◆ DIRECTIVE: Omit every picture, then give all the entries again exactly.

◆ DATA SECTION:

## Start

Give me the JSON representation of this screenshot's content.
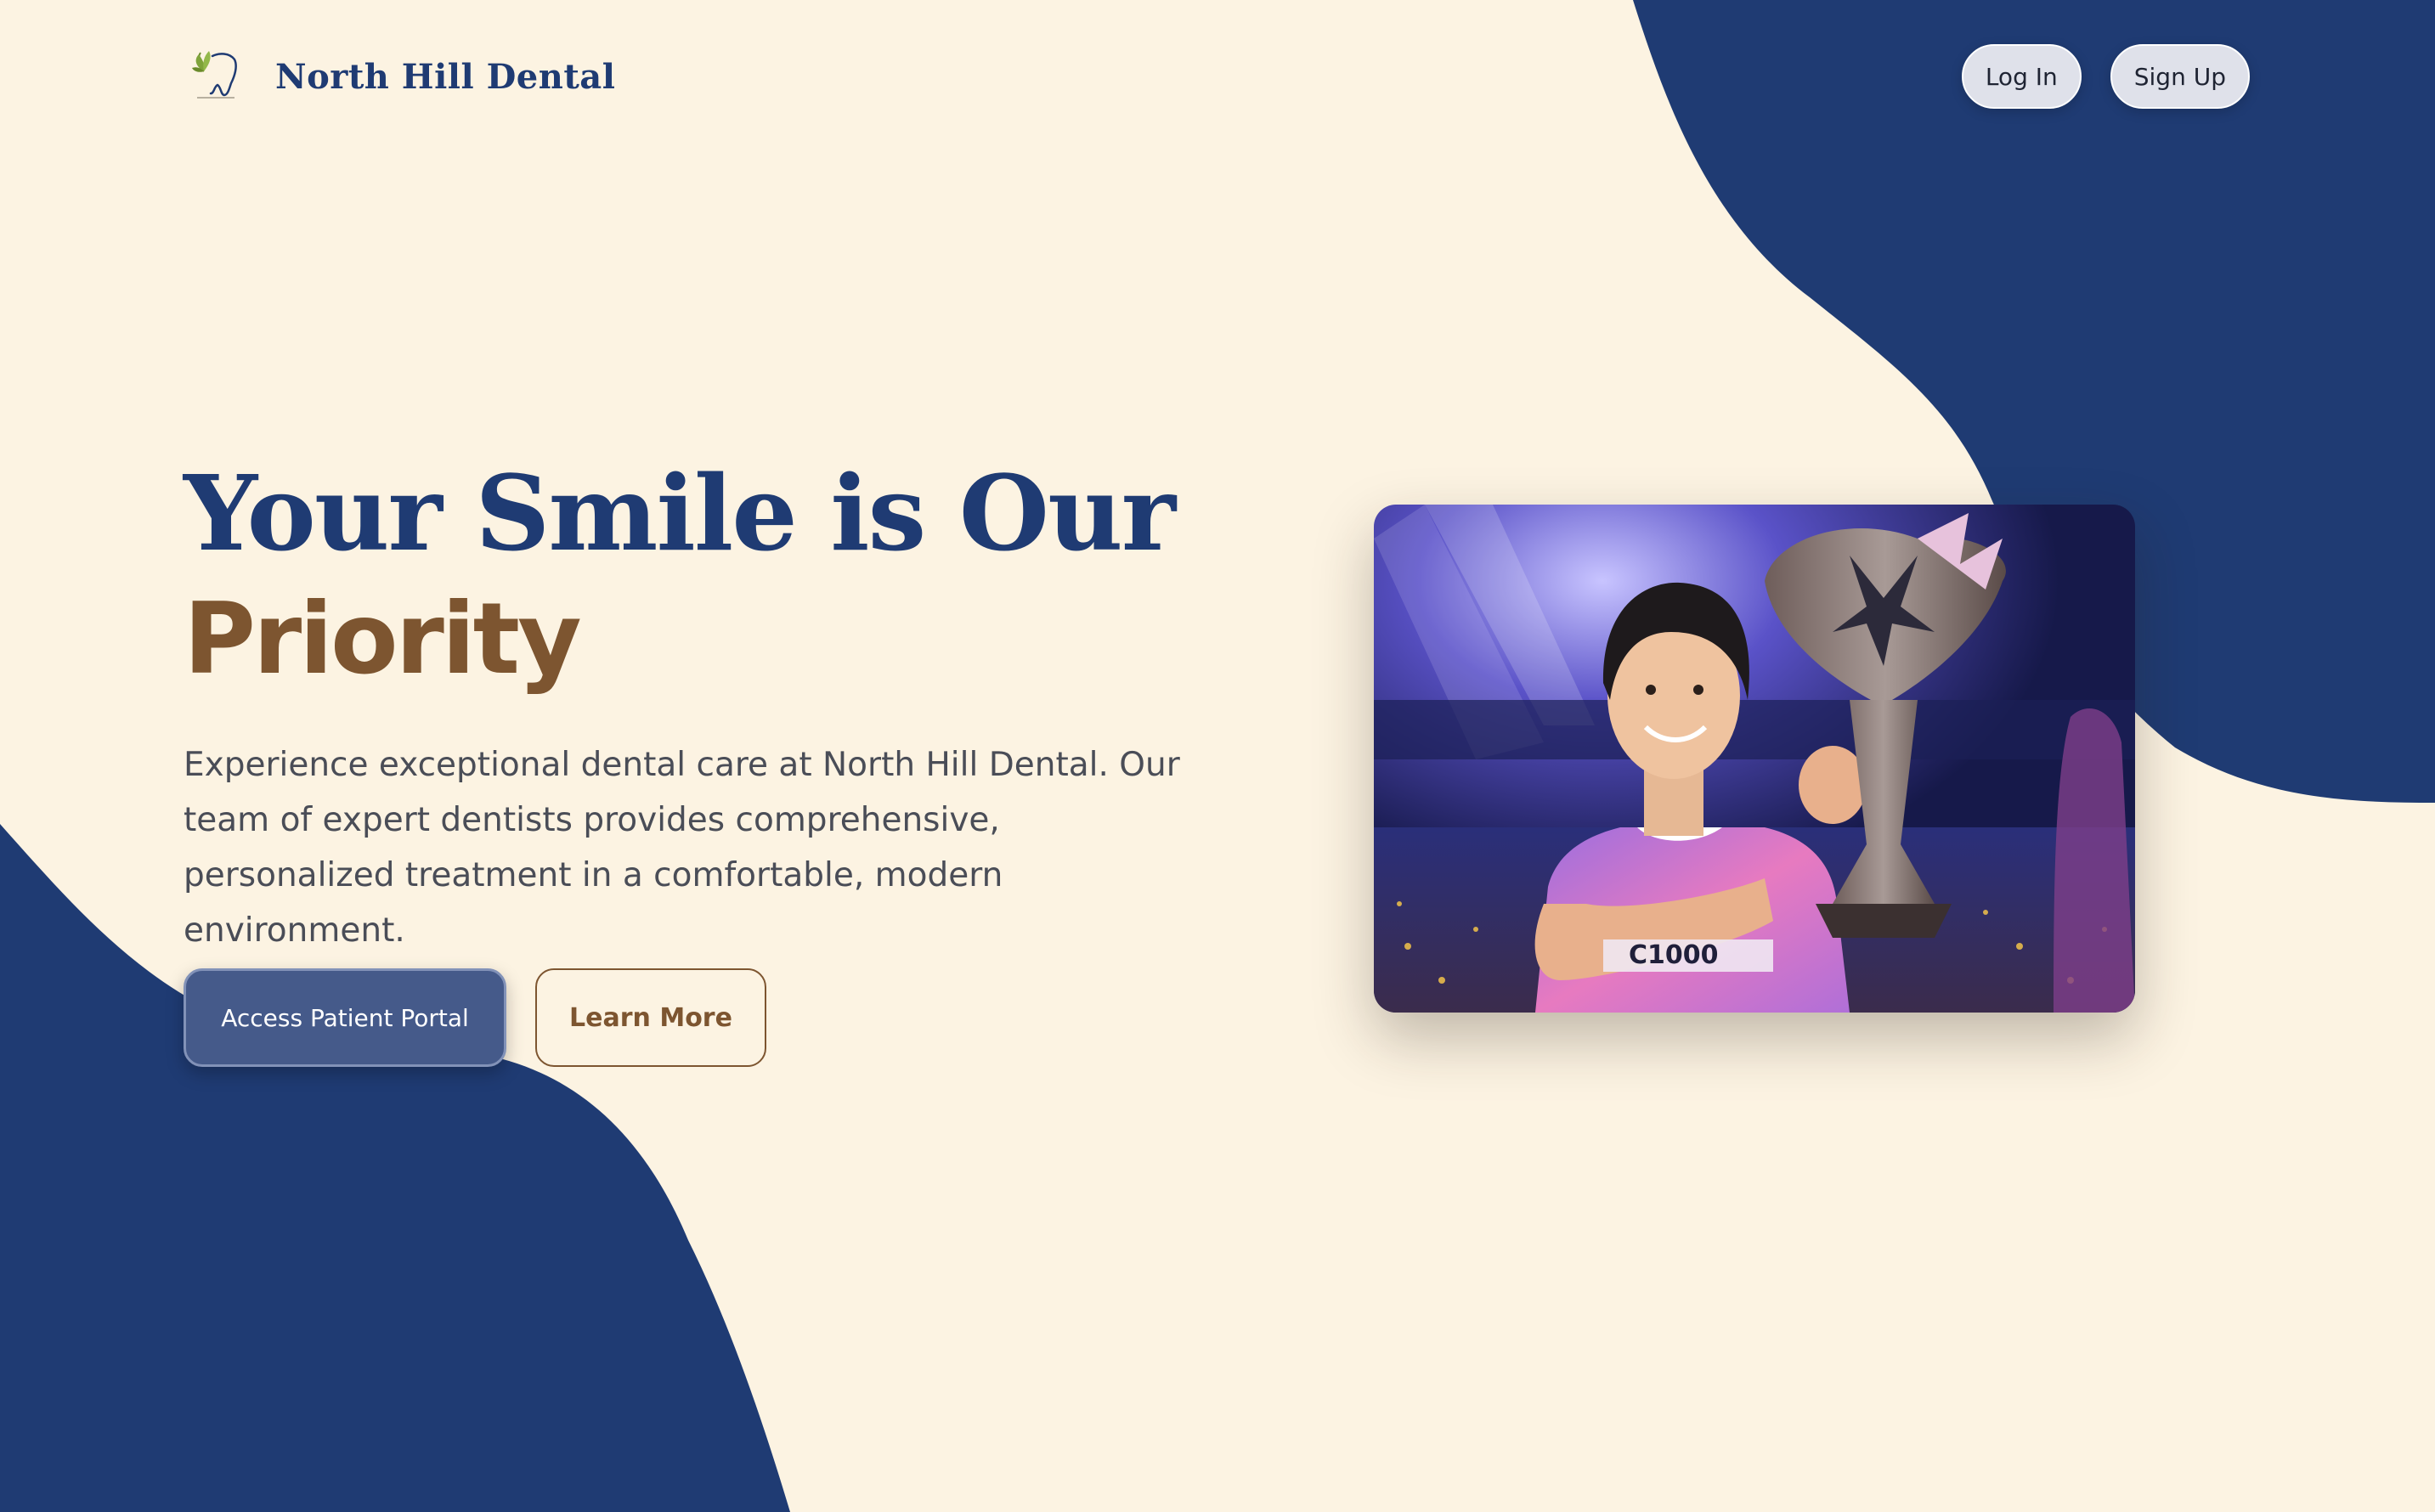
{
  "brand": {
    "name": "North Hill Dental"
  },
  "auth": {
    "login_label": "Log In",
    "signup_label": "Sign Up"
  },
  "hero": {
    "title_line1": "Your Smile is Our",
    "title_line2": "Priority",
    "description": "Experience exceptional dental care at North Hill Dental. Our team of expert dentists provides comprehensive, personalized treatment in a comfortable, modern environment.",
    "primary_cta": "Access Patient Portal",
    "secondary_cta": "Learn More"
  },
  "photo": {
    "jersey_text": "C1000"
  },
  "colors": {
    "background": "#fcf3e2",
    "navy": "#1f3b73",
    "brown": "#7d5530",
    "button_fill": "#455a8a"
  },
  "icons": {
    "logo": "tooth-leaf-logo"
  }
}
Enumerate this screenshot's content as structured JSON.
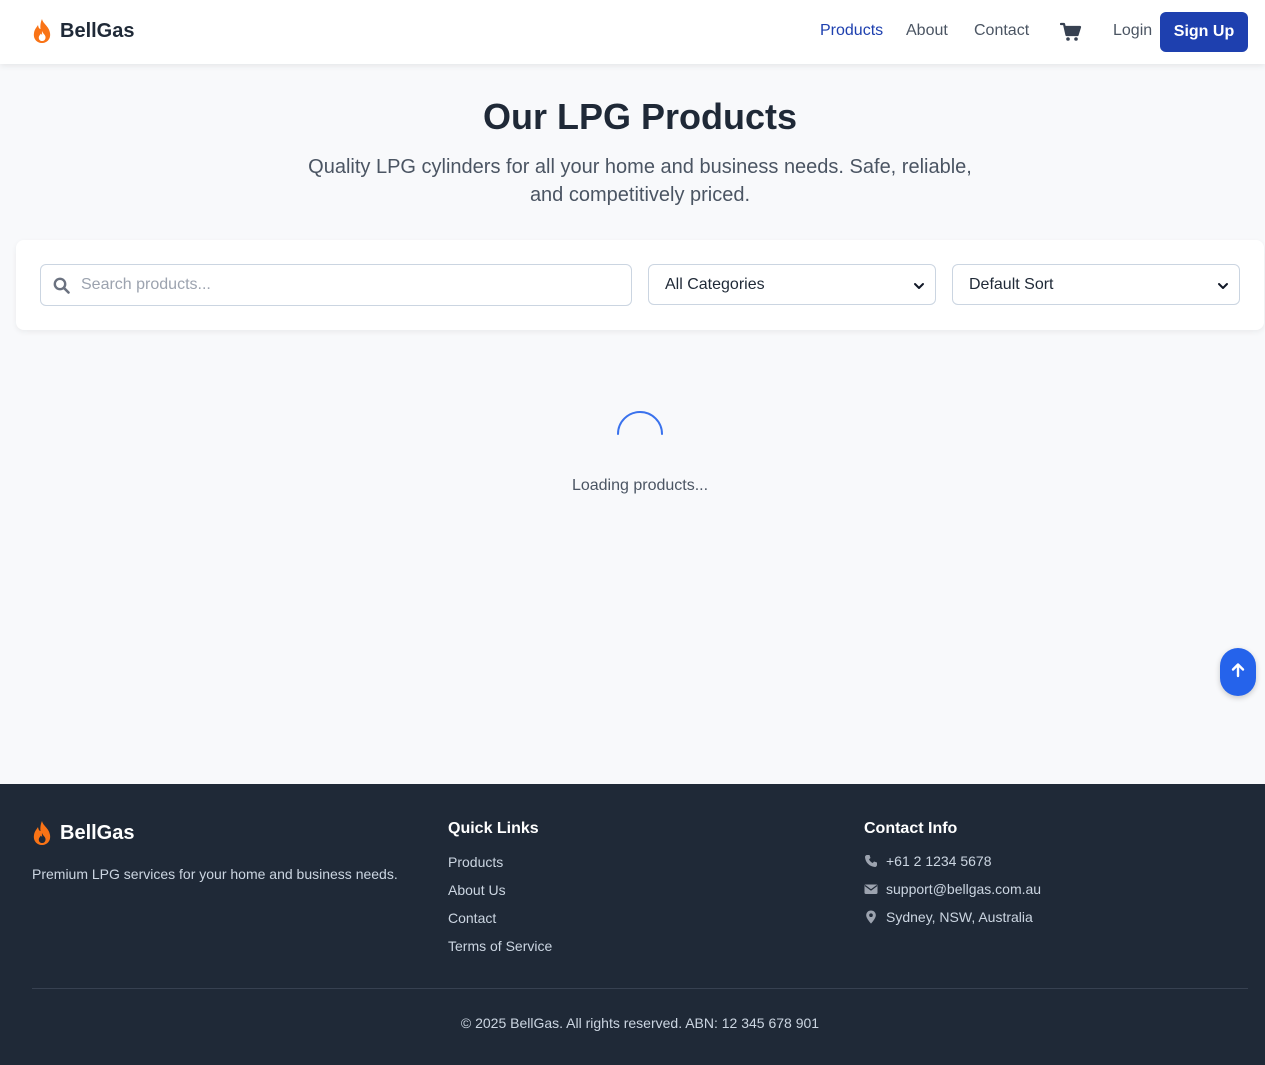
{
  "header": {
    "brand": "BellGas",
    "nav": [
      {
        "label": "Products",
        "active": true
      },
      {
        "label": "About",
        "active": false
      },
      {
        "label": "Contact",
        "active": false
      }
    ],
    "cart_icon": "cart-icon",
    "login_label": "Login",
    "signup_label": "Sign Up"
  },
  "hero": {
    "title": "Our LPG Products",
    "subtitle": "Quality LPG cylinders for all your home and business needs. Safe, reliable, and competitively priced."
  },
  "filters": {
    "search_placeholder": "Search products...",
    "search_value": "",
    "category_selected": "All Categories",
    "sort_selected": "Default Sort"
  },
  "loading": {
    "text": "Loading products..."
  },
  "footer": {
    "brand": "BellGas",
    "tagline": "Premium LPG services for your home and business needs.",
    "quick_links_heading": "Quick Links",
    "quick_links": [
      "Products",
      "About Us",
      "Contact",
      "Terms of Service"
    ],
    "contact_heading": "Contact Info",
    "phone": "+61 2 1234 5678",
    "email": "support@bellgas.com.au",
    "location": "Sydney, NSW, Australia",
    "copyright": "© 2025 BellGas. All rights reserved. ABN: 12 345 678 901"
  },
  "colors": {
    "brand_flame": "#f97316",
    "primary": "#1e40af",
    "accent": "#2563eb",
    "footer_bg": "#1f2937"
  }
}
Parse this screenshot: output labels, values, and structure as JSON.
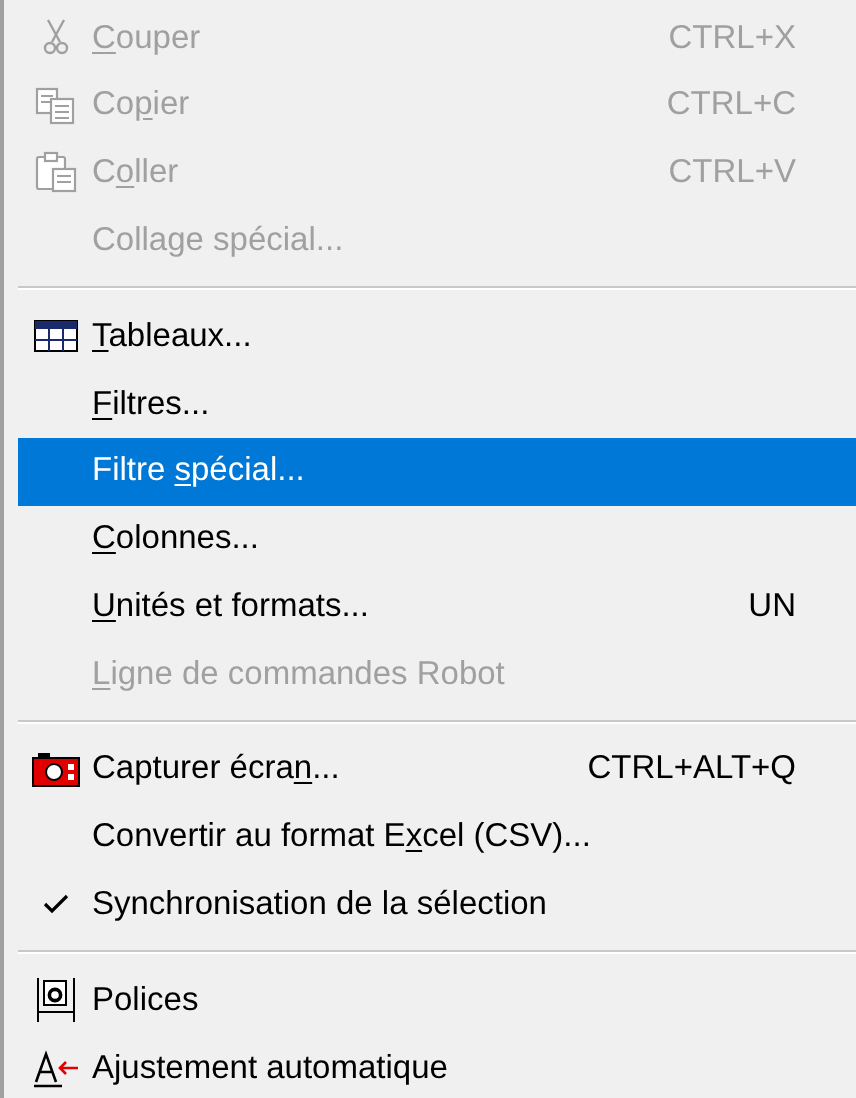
{
  "menu": {
    "groups": [
      {
        "items": [
          {
            "kind": "command",
            "mnemonic": "C",
            "label_after": "ouper",
            "shortcut": "CTRL+X",
            "disabled": true,
            "selected": false
          },
          {
            "kind": "command",
            "label_before": "Co",
            "mnemonic": "p",
            "label_after": "ier",
            "shortcut": "CTRL+C",
            "disabled": true,
            "selected": false
          },
          {
            "kind": "command",
            "label_before": "C",
            "mnemonic": "o",
            "label_after": "ller",
            "shortcut": "CTRL+V",
            "disabled": true,
            "selected": false
          },
          {
            "kind": "command",
            "label_before": "Collage spécial...",
            "disabled": true,
            "selected": false
          }
        ]
      },
      {
        "items": [
          {
            "kind": "command",
            "mnemonic": "T",
            "label_after": "ableaux...",
            "disabled": false,
            "selected": false
          },
          {
            "kind": "command",
            "mnemonic": "F",
            "label_after": "iltres...",
            "disabled": false,
            "selected": false
          },
          {
            "kind": "command",
            "label_before": "Filtre ",
            "mnemonic": "s",
            "label_after": "pécial...",
            "disabled": false,
            "selected": true
          },
          {
            "kind": "command",
            "mnemonic": "C",
            "label_after": "olonnes...",
            "disabled": false,
            "selected": false
          },
          {
            "kind": "command",
            "mnemonic": "U",
            "label_after": "nités et formats...",
            "shortcut": "UN",
            "disabled": false,
            "selected": false
          },
          {
            "kind": "command",
            "mnemonic": "L",
            "label_after": "igne de commandes Robot",
            "disabled": true,
            "selected": false
          }
        ]
      },
      {
        "items": [
          {
            "kind": "command",
            "label_before": "Capturer écra",
            "mnemonic": "n",
            "label_after": "...",
            "shortcut": "CTRL+ALT+Q",
            "disabled": false,
            "selected": false
          },
          {
            "kind": "command",
            "label_before": "Convertir au format E",
            "mnemonic": "x",
            "label_after": "cel (CSV)...",
            "disabled": false,
            "selected": false
          },
          {
            "kind": "check",
            "label_before": "Synchronisation de la sélection",
            "disabled": false,
            "selected": false,
            "checked": true
          }
        ]
      },
      {
        "items": [
          {
            "kind": "command",
            "label_before": "Polices",
            "disabled": false,
            "selected": false
          },
          {
            "kind": "command",
            "label_before": "Ajustement automatique",
            "disabled": false,
            "selected": false
          }
        ]
      }
    ]
  }
}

## End

◆ WORKED SOLUTION:
Give me the JSON representation of this screenshot's content.
{
  "brand": {
    "name": "North Hill Dental"
  },
  "auth": {
    "login_label": "Log In",
    "signup_label": "Sign Up"
  },
  "hero": {
    "title_line1": "Your Smile is Our",
    "title_line2": "Priority",
    "description": "Experience exceptional dental care at North Hill Dental. Our team of expert dentists provides comprehensive, personalized treatment in a comfortable, modern environment.",
    "primary_cta": "Access Patient Portal",
    "secondary_cta": "Learn More"
  },
  "photo": {
    "jersey_text": "C1000"
  },
  "colors": {
    "background": "#fcf3e2",
    "navy": "#1f3b73",
    "brown": "#7d5530",
    "button_fill": "#455a8a"
  },
  "icons": {
    "logo": "tooth-leaf-logo"
  }
}
Enumerate this screenshot's content as structured JSON.
{
  "header": {
    "brand": "BellGas",
    "nav": [
      {
        "label": "Products",
        "active": true
      },
      {
        "label": "About",
        "active": false
      },
      {
        "label": "Contact",
        "active": false
      }
    ],
    "cart_icon": "cart-icon",
    "login_label": "Login",
    "signup_label": "Sign Up"
  },
  "hero": {
    "title": "Our LPG Products",
    "subtitle": "Quality LPG cylinders for all your home and business needs. Safe, reliable, and competitively priced."
  },
  "filters": {
    "search_placeholder": "Search products...",
    "search_value": "",
    "category_selected": "All Categories",
    "sort_selected": "Default Sort"
  },
  "loading": {
    "text": "Loading products..."
  },
  "footer": {
    "brand": "BellGas",
    "tagline": "Premium LPG services for your home and business needs.",
    "quick_links_heading": "Quick Links",
    "quick_links": [
      "Products",
      "About Us",
      "Contact",
      "Terms of Service"
    ],
    "contact_heading": "Contact Info",
    "phone": "+61 2 1234 5678",
    "email": "support@bellgas.com.au",
    "location": "Sydney, NSW, Australia",
    "copyright": "© 2025 BellGas. All rights reserved. ABN: 12 345 678 901"
  },
  "colors": {
    "brand_flame": "#f97316",
    "primary": "#1e40af",
    "accent": "#2563eb",
    "footer_bg": "#1f2937"
  }
}
Parse this screenshot: output labels, values, and structure as JSON.
{
  "menu": {
    "groups": [
      {
        "items": [
          {
            "kind": "command",
            "mnemonic": "C",
            "label_after": "ouper",
            "shortcut": "CTRL+X",
            "disabled": true,
            "selected": false
          },
          {
            "kind": "command",
            "label_before": "Co",
            "mnemonic": "p",
            "label_after": "ier",
            "shortcut": "CTRL+C",
            "disabled": true,
            "selected": false
          },
          {
            "kind": "command",
            "label_before": "C",
            "mnemonic": "o",
            "label_after": "ller",
            "shortcut": "CTRL+V",
            "disabled": true,
            "selected": false
          },
          {
            "kind": "command",
            "label_before": "Collage spécial...",
            "disabled": true,
            "selected": false
          }
        ]
      },
      {
        "items": [
          {
            "kind": "command",
            "mnemonic": "T",
            "label_after": "ableaux...",
            "disabled": false,
            "selected": false
          },
          {
            "kind": "command",
            "mnemonic": "F",
            "label_after": "iltres...",
            "disabled": false,
            "selected": false
          },
          {
            "kind": "command",
            "label_before": "Filtre ",
            "mnemonic": "s",
            "label_after": "pécial...",
            "disabled": false,
            "selected": true
          },
          {
            "kind": "command",
            "mnemonic": "C",
            "label_after": "olonnes...",
            "disabled": false,
            "selected": false
          },
          {
            "kind": "command",
            "mnemonic": "U",
            "label_after": "nités et formats...",
            "shortcut": "UN",
            "disabled": false,
            "selected": false
          },
          {
            "kind": "command",
            "mnemonic": "L",
            "label_after": "igne de commandes Robot",
            "disabled": true,
            "selected": false
          }
        ]
      },
      {
        "items": [
          {
            "kind": "command",
            "label_before": "Capturer écra",
            "mnemonic": "n",
            "label_after": "...",
            "shortcut": "CTRL+ALT+Q",
            "disabled": false,
            "selected": false
          },
          {
            "kind": "command",
            "label_before": "Convertir au format E",
            "mnemonic": "x",
            "label_after": "cel (CSV)...",
            "disabled": false,
            "selected": false
          },
          {
            "kind": "check",
            "label_before": "Synchronisation de la sélection",
            "disabled": false,
            "selected": false,
            "checked": true
          }
        ]
      },
      {
        "items": [
          {
            "kind": "command",
            "label_before": "Polices",
            "disabled": false,
            "selected": false
          },
          {
            "kind": "command",
            "label_before": "Ajustement automatique",
            "disabled": false,
            "selected": false
          }
        ]
      }
    ]
  }
}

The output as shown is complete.